Records supplied

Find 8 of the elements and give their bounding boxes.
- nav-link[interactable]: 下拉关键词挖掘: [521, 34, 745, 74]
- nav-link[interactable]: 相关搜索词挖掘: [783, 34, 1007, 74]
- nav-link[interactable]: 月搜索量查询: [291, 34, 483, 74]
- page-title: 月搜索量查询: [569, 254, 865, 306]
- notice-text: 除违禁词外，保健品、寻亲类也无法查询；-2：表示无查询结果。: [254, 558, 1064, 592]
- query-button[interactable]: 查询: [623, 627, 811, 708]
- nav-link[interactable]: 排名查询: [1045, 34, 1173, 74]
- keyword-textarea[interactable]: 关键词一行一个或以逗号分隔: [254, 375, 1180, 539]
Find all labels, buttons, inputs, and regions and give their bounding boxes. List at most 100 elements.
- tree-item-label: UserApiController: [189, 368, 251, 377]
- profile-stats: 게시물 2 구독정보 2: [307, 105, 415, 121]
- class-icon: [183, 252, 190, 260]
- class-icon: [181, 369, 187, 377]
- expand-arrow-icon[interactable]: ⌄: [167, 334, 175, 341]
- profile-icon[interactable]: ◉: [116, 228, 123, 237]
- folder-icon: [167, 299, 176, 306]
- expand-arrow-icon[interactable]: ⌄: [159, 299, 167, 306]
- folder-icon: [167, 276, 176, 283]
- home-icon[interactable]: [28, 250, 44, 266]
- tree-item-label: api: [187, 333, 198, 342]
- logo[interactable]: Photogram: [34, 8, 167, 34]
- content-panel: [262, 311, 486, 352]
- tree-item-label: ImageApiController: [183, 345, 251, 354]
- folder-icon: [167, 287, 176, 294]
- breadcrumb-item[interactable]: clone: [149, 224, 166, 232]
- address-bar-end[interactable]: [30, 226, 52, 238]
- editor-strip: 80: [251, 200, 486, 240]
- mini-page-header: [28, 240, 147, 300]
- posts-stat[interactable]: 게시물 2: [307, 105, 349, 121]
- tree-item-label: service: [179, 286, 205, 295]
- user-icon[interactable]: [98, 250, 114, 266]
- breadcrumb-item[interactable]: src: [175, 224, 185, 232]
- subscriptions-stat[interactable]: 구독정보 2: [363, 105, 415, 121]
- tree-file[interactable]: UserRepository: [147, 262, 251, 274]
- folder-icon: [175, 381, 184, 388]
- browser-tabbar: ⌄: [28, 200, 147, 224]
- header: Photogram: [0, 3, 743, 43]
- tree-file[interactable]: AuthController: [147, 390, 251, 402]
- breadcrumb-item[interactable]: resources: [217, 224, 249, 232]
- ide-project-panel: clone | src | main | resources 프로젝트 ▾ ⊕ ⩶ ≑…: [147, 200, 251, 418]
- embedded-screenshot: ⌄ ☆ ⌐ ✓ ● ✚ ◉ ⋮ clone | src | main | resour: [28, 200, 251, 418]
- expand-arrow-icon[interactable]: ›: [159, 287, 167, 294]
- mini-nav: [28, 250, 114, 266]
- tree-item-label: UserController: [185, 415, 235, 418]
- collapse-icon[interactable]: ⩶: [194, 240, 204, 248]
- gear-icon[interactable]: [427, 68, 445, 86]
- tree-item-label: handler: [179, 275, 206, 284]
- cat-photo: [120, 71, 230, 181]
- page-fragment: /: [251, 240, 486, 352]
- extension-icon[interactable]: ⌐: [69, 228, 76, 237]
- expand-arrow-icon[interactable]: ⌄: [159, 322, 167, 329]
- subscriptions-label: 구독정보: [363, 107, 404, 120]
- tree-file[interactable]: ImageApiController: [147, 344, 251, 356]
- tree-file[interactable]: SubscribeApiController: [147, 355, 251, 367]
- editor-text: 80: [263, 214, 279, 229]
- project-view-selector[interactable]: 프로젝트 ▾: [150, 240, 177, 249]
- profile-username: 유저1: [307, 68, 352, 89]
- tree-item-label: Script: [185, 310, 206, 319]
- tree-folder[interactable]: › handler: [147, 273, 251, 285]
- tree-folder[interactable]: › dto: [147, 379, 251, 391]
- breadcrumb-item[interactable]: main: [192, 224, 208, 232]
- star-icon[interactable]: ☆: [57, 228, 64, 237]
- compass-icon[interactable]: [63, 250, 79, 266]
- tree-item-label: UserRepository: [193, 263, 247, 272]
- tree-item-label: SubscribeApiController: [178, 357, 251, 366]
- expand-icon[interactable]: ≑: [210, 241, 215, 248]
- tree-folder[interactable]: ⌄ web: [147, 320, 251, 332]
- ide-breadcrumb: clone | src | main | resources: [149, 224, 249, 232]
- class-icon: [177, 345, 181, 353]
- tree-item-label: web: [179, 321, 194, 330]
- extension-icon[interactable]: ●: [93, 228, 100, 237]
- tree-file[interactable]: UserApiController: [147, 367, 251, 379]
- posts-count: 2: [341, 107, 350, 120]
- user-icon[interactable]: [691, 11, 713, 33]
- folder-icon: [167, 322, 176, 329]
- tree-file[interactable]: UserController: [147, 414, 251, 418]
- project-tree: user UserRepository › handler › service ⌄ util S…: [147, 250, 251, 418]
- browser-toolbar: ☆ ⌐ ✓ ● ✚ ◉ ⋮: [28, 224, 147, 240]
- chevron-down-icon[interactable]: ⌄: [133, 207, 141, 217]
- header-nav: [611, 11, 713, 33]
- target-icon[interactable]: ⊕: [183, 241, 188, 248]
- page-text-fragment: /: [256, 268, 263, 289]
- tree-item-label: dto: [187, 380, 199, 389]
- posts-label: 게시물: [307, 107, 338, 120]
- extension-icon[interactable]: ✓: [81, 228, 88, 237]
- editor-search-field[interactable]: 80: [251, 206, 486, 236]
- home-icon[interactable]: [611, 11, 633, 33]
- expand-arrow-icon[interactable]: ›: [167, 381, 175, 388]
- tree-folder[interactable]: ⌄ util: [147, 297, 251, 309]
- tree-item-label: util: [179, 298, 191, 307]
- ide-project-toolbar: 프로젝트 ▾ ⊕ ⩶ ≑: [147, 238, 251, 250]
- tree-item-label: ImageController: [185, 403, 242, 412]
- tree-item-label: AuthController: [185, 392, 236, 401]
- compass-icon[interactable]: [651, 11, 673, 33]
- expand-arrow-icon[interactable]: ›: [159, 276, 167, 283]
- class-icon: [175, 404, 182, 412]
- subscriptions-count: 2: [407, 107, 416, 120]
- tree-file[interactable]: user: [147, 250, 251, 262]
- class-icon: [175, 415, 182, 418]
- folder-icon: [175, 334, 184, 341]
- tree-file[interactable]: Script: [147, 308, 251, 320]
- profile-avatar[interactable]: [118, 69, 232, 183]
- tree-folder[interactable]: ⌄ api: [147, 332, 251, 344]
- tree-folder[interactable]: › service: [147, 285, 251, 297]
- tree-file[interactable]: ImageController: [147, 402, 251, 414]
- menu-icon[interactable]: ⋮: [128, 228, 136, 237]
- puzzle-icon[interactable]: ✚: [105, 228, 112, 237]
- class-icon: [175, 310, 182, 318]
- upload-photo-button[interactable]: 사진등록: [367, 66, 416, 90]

Given exercise
Please copy the data from its first line through the line containing "- page-title: 月搜索量查询: [569, 254, 865, 306]", character for character, including both ends.

Solution
Find 8 of the elements and give their bounding boxes.
- nav-link[interactable]: 下拉关键词挖掘: [521, 34, 745, 74]
- nav-link[interactable]: 相关搜索词挖掘: [783, 34, 1007, 74]
- nav-link[interactable]: 月搜索量查询: [291, 34, 483, 74]
- page-title: 月搜索量查询: [569, 254, 865, 306]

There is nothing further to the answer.